Job
Give the data a second time, exactly and in full.

---------- Extracted information ----------

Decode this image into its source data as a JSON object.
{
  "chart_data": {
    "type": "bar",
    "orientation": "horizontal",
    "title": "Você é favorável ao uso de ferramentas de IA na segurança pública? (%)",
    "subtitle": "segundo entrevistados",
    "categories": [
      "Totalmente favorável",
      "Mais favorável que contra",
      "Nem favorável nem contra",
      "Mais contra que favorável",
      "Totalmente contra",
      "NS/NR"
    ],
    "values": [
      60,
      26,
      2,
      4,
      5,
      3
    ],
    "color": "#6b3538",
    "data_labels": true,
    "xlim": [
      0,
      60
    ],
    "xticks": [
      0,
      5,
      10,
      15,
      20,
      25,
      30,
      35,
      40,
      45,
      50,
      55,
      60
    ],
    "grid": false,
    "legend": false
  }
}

----------

Answer to this problem
Decode this image into its source data as a JSON object.
{
  "chart_data": {
    "type": "bar",
    "orientation": "horizontal",
    "title": "Você é favorável ao uso de ferramentas de IA na segurança pública? (%)",
    "subtitle": "segundo entrevistados",
    "categories": [
      "Totalmente favorável",
      "Mais favorável que contra",
      "Nem favorável nem contra",
      "Mais contra que favorável",
      "Totalmente contra",
      "NS/NR"
    ],
    "values": [
      60,
      26,
      2,
      4,
      5,
      3
    ],
    "color": "#6b3538",
    "data_labels": true,
    "xlim": [
      0,
      60
    ],
    "xticks": [
      0,
      5,
      10,
      15,
      20,
      25,
      30,
      35,
      40,
      45,
      50,
      55,
      60
    ],
    "grid": false,
    "legend": false
  }
}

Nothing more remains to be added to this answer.